→ **DATA LISTING**:
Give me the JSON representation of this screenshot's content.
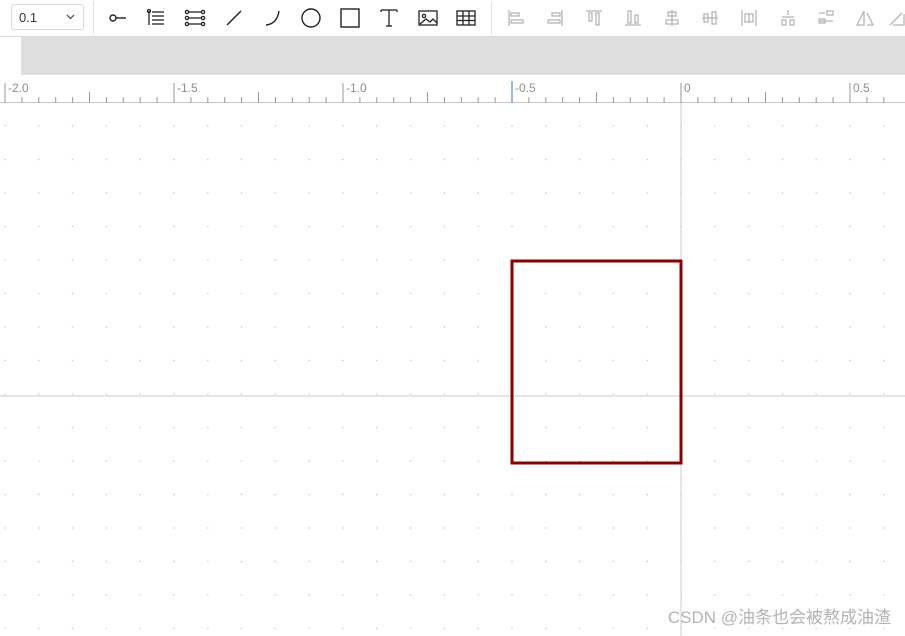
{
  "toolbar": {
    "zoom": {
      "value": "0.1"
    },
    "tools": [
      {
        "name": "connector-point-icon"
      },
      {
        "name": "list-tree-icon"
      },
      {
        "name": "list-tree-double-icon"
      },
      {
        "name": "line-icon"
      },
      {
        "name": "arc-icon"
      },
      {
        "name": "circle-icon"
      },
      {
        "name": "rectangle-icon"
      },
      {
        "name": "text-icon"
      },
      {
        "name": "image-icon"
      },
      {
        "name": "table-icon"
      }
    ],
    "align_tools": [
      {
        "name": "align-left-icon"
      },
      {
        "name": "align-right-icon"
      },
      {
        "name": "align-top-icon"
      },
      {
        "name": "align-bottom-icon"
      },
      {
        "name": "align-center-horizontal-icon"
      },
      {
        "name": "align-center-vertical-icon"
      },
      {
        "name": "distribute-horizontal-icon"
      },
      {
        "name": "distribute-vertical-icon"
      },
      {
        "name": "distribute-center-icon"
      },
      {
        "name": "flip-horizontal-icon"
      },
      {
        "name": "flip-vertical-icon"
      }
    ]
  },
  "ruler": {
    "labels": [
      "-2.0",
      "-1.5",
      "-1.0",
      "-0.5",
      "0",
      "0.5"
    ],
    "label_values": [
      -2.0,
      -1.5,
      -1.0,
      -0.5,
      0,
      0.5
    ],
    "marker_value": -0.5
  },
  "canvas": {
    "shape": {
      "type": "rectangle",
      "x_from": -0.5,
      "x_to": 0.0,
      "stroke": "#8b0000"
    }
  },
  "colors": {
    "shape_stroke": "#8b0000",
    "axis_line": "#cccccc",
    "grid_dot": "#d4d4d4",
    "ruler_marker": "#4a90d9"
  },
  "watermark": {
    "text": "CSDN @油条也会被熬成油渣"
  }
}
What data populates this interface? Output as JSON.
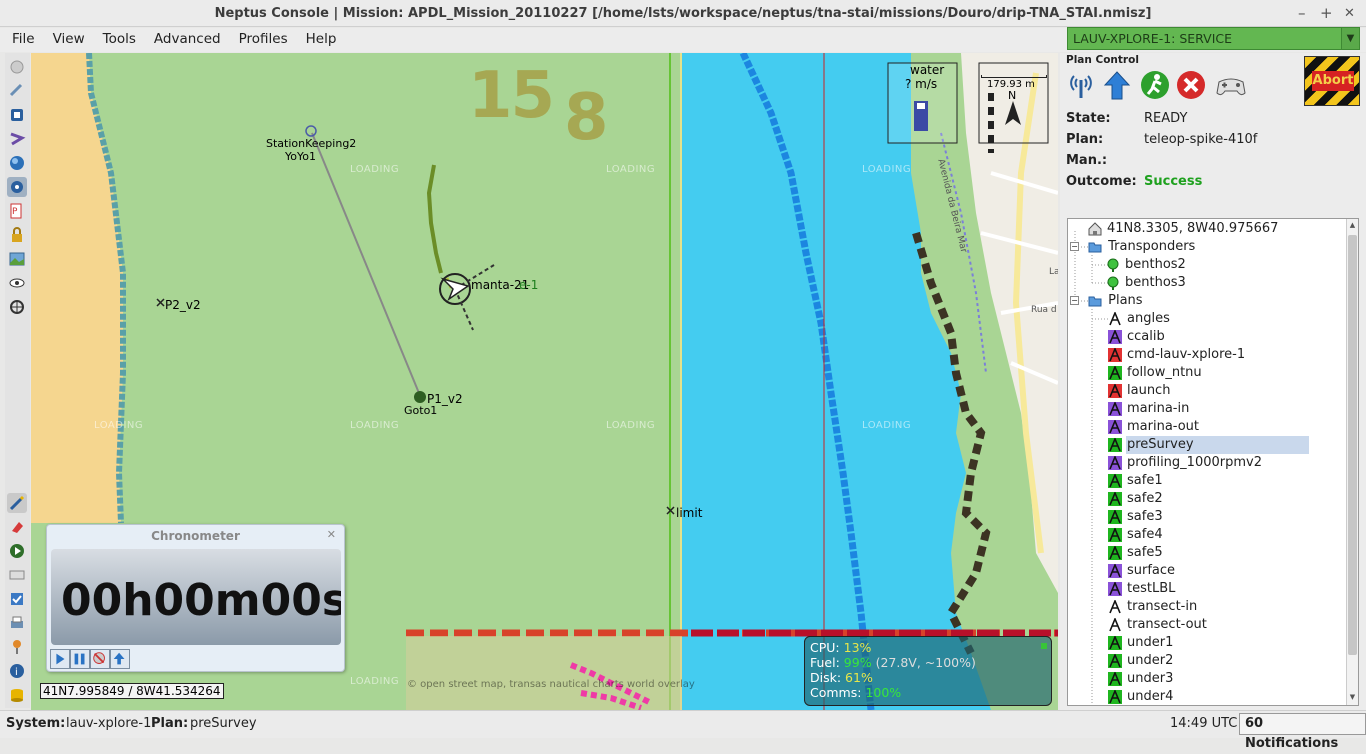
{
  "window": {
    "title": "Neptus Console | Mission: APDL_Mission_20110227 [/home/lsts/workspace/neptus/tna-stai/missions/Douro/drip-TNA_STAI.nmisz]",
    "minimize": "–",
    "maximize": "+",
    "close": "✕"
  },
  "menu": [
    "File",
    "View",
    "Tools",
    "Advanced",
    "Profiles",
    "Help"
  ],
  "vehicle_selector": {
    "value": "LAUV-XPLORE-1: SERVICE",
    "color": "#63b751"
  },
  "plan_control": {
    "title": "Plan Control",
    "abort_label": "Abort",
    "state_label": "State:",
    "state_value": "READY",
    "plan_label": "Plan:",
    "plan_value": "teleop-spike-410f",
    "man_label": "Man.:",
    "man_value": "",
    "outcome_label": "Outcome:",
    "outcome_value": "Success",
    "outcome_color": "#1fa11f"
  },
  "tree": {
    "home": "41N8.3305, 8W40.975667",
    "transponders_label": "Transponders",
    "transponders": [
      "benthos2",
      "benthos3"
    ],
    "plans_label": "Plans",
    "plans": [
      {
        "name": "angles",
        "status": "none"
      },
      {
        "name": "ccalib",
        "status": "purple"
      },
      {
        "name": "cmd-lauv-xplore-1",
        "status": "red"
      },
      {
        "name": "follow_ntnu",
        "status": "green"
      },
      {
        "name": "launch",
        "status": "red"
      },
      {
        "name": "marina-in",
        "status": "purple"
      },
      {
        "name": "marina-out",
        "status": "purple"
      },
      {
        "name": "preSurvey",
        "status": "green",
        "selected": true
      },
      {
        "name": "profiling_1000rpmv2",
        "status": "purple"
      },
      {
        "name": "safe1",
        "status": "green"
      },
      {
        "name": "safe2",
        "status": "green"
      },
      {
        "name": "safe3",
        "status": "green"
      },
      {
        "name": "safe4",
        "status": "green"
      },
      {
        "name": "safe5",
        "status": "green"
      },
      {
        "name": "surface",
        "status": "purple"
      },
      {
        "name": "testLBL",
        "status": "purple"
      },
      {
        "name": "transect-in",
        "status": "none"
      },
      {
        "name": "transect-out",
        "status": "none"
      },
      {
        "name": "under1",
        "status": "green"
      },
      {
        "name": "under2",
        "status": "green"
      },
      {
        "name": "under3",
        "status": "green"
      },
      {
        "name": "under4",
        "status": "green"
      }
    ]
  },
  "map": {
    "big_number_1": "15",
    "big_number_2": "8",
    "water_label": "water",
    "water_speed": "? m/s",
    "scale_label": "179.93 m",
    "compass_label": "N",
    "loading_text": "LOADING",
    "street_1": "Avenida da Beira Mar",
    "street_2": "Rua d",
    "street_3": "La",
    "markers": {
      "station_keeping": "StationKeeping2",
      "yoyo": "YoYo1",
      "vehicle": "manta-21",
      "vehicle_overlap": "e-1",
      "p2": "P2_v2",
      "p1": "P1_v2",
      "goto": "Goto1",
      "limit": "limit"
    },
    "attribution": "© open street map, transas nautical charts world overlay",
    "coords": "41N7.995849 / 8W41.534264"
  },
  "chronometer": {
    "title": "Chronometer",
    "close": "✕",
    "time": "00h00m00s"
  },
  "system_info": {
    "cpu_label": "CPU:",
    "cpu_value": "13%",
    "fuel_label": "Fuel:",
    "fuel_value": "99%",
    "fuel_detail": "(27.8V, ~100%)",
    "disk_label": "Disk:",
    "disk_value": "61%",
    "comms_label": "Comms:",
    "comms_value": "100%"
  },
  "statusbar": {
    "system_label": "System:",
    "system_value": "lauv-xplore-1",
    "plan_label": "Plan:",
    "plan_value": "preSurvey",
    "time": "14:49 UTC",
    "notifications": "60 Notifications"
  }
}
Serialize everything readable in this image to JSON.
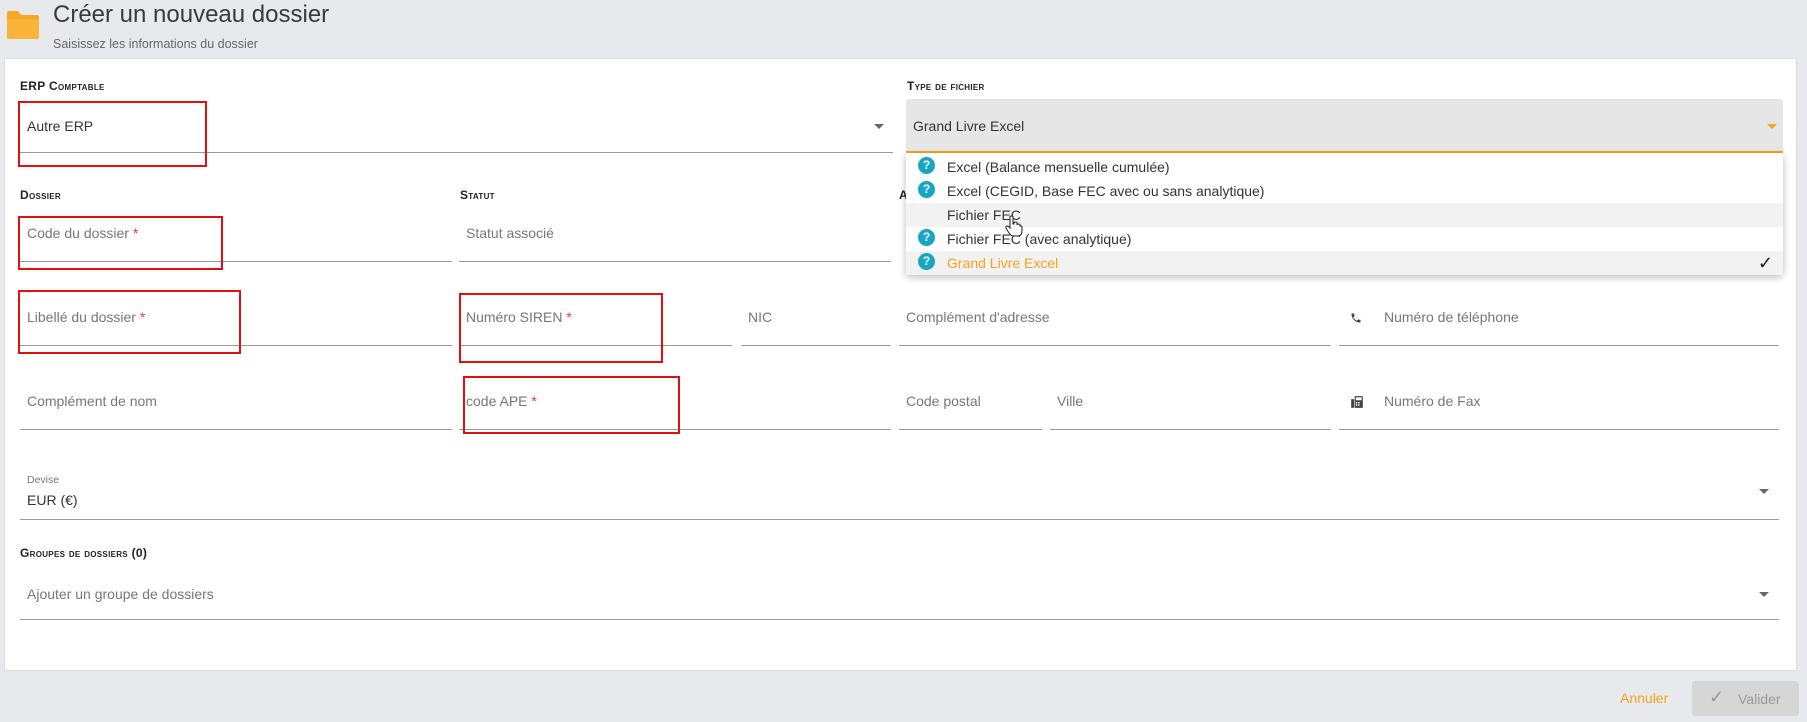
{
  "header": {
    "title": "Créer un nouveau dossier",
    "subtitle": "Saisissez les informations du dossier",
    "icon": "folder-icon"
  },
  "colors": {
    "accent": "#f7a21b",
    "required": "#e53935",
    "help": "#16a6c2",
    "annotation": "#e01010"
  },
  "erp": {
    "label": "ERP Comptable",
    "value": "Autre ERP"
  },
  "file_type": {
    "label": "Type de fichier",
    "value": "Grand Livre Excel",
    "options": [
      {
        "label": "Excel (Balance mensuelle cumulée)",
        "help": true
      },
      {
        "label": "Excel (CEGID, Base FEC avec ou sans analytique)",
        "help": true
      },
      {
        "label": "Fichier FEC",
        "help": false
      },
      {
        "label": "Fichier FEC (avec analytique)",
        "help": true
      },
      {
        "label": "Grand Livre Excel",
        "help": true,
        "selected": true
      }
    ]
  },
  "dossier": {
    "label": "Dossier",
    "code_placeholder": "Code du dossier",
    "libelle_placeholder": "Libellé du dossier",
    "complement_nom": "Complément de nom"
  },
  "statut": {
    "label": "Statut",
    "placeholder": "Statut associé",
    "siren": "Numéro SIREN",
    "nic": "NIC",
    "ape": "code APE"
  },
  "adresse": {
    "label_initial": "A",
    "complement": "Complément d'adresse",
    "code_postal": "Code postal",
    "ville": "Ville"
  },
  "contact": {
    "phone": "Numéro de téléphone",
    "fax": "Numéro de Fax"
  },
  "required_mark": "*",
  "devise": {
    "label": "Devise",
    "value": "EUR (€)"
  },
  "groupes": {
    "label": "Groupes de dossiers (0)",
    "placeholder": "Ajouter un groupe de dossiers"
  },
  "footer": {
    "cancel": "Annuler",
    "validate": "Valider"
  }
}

→ **GIVEN REQUEST**:
Reproduce the material above verbatim; omit every picture.

→ **OUTPUT BELOW**:
Give me the JSON representation of this screenshot's content.
{
  "toolbar": {
    "zoom": {
      "value": "0.1"
    },
    "tools": [
      {
        "name": "connector-point-icon"
      },
      {
        "name": "list-tree-icon"
      },
      {
        "name": "list-tree-double-icon"
      },
      {
        "name": "line-icon"
      },
      {
        "name": "arc-icon"
      },
      {
        "name": "circle-icon"
      },
      {
        "name": "rectangle-icon"
      },
      {
        "name": "text-icon"
      },
      {
        "name": "image-icon"
      },
      {
        "name": "table-icon"
      }
    ],
    "align_tools": [
      {
        "name": "align-left-icon"
      },
      {
        "name": "align-right-icon"
      },
      {
        "name": "align-top-icon"
      },
      {
        "name": "align-bottom-icon"
      },
      {
        "name": "align-center-horizontal-icon"
      },
      {
        "name": "align-center-vertical-icon"
      },
      {
        "name": "distribute-horizontal-icon"
      },
      {
        "name": "distribute-vertical-icon"
      },
      {
        "name": "distribute-center-icon"
      },
      {
        "name": "flip-horizontal-icon"
      },
      {
        "name": "flip-vertical-icon"
      }
    ]
  },
  "ruler": {
    "labels": [
      "-2.0",
      "-1.5",
      "-1.0",
      "-0.5",
      "0",
      "0.5"
    ],
    "label_values": [
      -2.0,
      -1.5,
      -1.0,
      -0.5,
      0,
      0.5
    ],
    "marker_value": -0.5
  },
  "canvas": {
    "shape": {
      "type": "rectangle",
      "x_from": -0.5,
      "x_to": 0.0,
      "stroke": "#8b0000"
    }
  },
  "colors": {
    "shape_stroke": "#8b0000",
    "axis_line": "#cccccc",
    "grid_dot": "#d4d4d4",
    "ruler_marker": "#4a90d9"
  },
  "watermark": {
    "text": "CSDN @油条也会被熬成油渣"
  }
}
What data populates this interface? Output as JSON.
{
  "window": {
    "title": "Neptus Console | Mission: APDL_Mission_20110227 [/home/lsts/workspace/neptus/tna-stai/missions/Douro/drip-TNA_STAI.nmisz]",
    "minimize": "–",
    "maximize": "+",
    "close": "✕"
  },
  "menu": [
    "File",
    "View",
    "Tools",
    "Advanced",
    "Profiles",
    "Help"
  ],
  "vehicle_selector": {
    "value": "LAUV-XPLORE-1: SERVICE",
    "color": "#63b751"
  },
  "plan_control": {
    "title": "Plan Control",
    "abort_label": "Abort",
    "state_label": "State:",
    "state_value": "READY",
    "plan_label": "Plan:",
    "plan_value": "teleop-spike-410f",
    "man_label": "Man.:",
    "man_value": "",
    "outcome_label": "Outcome:",
    "outcome_value": "Success",
    "outcome_color": "#1fa11f"
  },
  "tree": {
    "home": "41N8.3305, 8W40.975667",
    "transponders_label": "Transponders",
    "transponders": [
      "benthos2",
      "benthos3"
    ],
    "plans_label": "Plans",
    "plans": [
      {
        "name": "angles",
        "status": "none"
      },
      {
        "name": "ccalib",
        "status": "purple"
      },
      {
        "name": "cmd-lauv-xplore-1",
        "status": "red"
      },
      {
        "name": "follow_ntnu",
        "status": "green"
      },
      {
        "name": "launch",
        "status": "red"
      },
      {
        "name": "marina-in",
        "status": "purple"
      },
      {
        "name": "marina-out",
        "status": "purple"
      },
      {
        "name": "preSurvey",
        "status": "green",
        "selected": true
      },
      {
        "name": "profiling_1000rpmv2",
        "status": "purple"
      },
      {
        "name": "safe1",
        "status": "green"
      },
      {
        "name": "safe2",
        "status": "green"
      },
      {
        "name": "safe3",
        "status": "green"
      },
      {
        "name": "safe4",
        "status": "green"
      },
      {
        "name": "safe5",
        "status": "green"
      },
      {
        "name": "surface",
        "status": "purple"
      },
      {
        "name": "testLBL",
        "status": "purple"
      },
      {
        "name": "transect-in",
        "status": "none"
      },
      {
        "name": "transect-out",
        "status": "none"
      },
      {
        "name": "under1",
        "status": "green"
      },
      {
        "name": "under2",
        "status": "green"
      },
      {
        "name": "under3",
        "status": "green"
      },
      {
        "name": "under4",
        "status": "green"
      }
    ]
  },
  "map": {
    "big_number_1": "15",
    "big_number_2": "8",
    "water_label": "water",
    "water_speed": "? m/s",
    "scale_label": "179.93 m",
    "compass_label": "N",
    "loading_text": "LOADING",
    "street_1": "Avenida da Beira Mar",
    "street_2": "Rua d",
    "street_3": "La",
    "markers": {
      "station_keeping": "StationKeeping2",
      "yoyo": "YoYo1",
      "vehicle": "manta-21",
      "vehicle_overlap": "e-1",
      "p2": "P2_v2",
      "p1": "P1_v2",
      "goto": "Goto1",
      "limit": "limit"
    },
    "attribution": "© open street map, transas nautical charts world overlay",
    "coords": "41N7.995849 / 8W41.534264"
  },
  "chronometer": {
    "title": "Chronometer",
    "close": "✕",
    "time": "00h00m00s"
  },
  "system_info": {
    "cpu_label": "CPU:",
    "cpu_value": "13%",
    "fuel_label": "Fuel:",
    "fuel_value": "99%",
    "fuel_detail": "(27.8V, ~100%)",
    "disk_label": "Disk:",
    "disk_value": "61%",
    "comms_label": "Comms:",
    "comms_value": "100%"
  },
  "statusbar": {
    "system_label": "System:",
    "system_value": "lauv-xplore-1",
    "plan_label": "Plan:",
    "plan_value": "preSurvey",
    "time": "14:49 UTC",
    "notifications": "60 Notifications"
  }
}
Serialize everything readable in this image to JSON.
{
  "header": {
    "title": "Créer un nouveau dossier",
    "subtitle": "Saisissez les informations du dossier",
    "icon": "folder-icon"
  },
  "colors": {
    "accent": "#f7a21b",
    "required": "#e53935",
    "help": "#16a6c2",
    "annotation": "#e01010"
  },
  "erp": {
    "label": "ERP Comptable",
    "value": "Autre ERP"
  },
  "file_type": {
    "label": "Type de fichier",
    "value": "Grand Livre Excel",
    "options": [
      {
        "label": "Excel (Balance mensuelle cumulée)",
        "help": true
      },
      {
        "label": "Excel (CEGID, Base FEC avec ou sans analytique)",
        "help": true
      },
      {
        "label": "Fichier FEC",
        "help": false
      },
      {
        "label": "Fichier FEC (avec analytique)",
        "help": true
      },
      {
        "label": "Grand Livre Excel",
        "help": true,
        "selected": true
      }
    ]
  },
  "dossier": {
    "label": "Dossier",
    "code_placeholder": "Code du dossier",
    "libelle_placeholder": "Libellé du dossier",
    "complement_nom": "Complément de nom"
  },
  "statut": {
    "label": "Statut",
    "placeholder": "Statut associé",
    "siren": "Numéro SIREN",
    "nic": "NIC",
    "ape": "code APE"
  },
  "adresse": {
    "label_initial": "A",
    "complement": "Complément d'adresse",
    "code_postal": "Code postal",
    "ville": "Ville"
  },
  "contact": {
    "phone": "Numéro de téléphone",
    "fax": "Numéro de Fax"
  },
  "required_mark": "*",
  "devise": {
    "label": "Devise",
    "value": "EUR (€)"
  },
  "groupes": {
    "label": "Groupes de dossiers (0)",
    "placeholder": "Ajouter un groupe de dossiers"
  },
  "footer": {
    "cancel": "Annuler",
    "validate": "Valider"
  }
}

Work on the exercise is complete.